[Data entries]
**********
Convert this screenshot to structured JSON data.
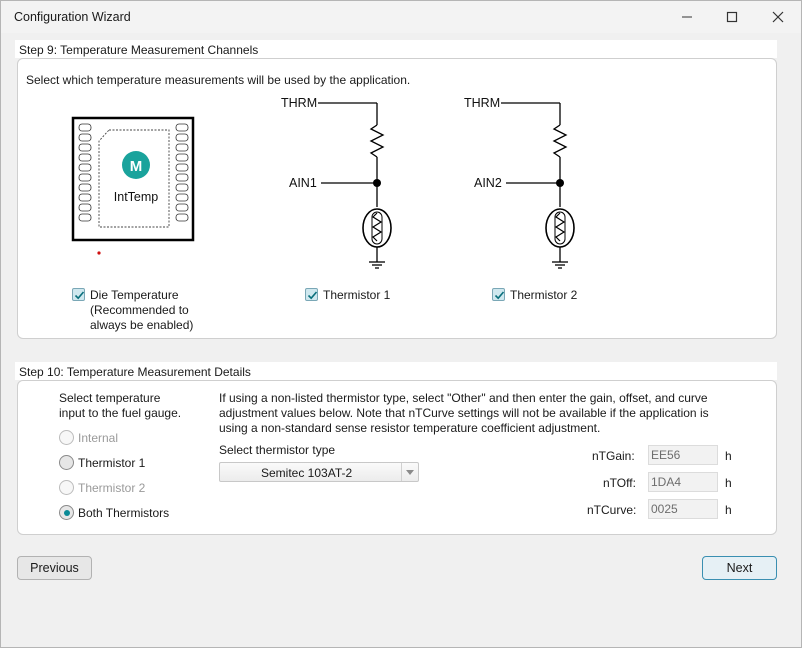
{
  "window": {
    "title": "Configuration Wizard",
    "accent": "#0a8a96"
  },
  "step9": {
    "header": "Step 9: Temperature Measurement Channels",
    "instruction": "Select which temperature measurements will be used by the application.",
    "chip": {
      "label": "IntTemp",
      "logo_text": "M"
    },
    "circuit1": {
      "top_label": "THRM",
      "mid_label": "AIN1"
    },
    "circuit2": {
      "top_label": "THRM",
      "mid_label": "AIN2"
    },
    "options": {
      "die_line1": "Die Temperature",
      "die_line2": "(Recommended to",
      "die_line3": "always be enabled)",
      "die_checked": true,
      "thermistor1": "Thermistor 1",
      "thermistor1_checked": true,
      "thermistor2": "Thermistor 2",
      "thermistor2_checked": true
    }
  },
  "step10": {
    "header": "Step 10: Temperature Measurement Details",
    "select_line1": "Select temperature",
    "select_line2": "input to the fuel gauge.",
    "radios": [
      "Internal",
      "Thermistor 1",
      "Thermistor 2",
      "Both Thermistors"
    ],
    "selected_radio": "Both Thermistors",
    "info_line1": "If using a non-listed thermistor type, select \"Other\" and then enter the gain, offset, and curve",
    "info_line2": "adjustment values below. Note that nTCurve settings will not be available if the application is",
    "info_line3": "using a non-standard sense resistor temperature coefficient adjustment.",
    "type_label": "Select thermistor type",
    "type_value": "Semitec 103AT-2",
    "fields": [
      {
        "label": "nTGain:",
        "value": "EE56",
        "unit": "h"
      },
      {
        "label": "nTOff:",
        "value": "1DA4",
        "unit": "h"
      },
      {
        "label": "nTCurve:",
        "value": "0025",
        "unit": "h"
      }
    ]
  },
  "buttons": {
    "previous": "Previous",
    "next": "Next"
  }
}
**********
Your goal:
Copy every line of the listing where the word "Both" appears.

Task response:
      "Both Thermistors"
    "selected_radio": "Both Thermistors",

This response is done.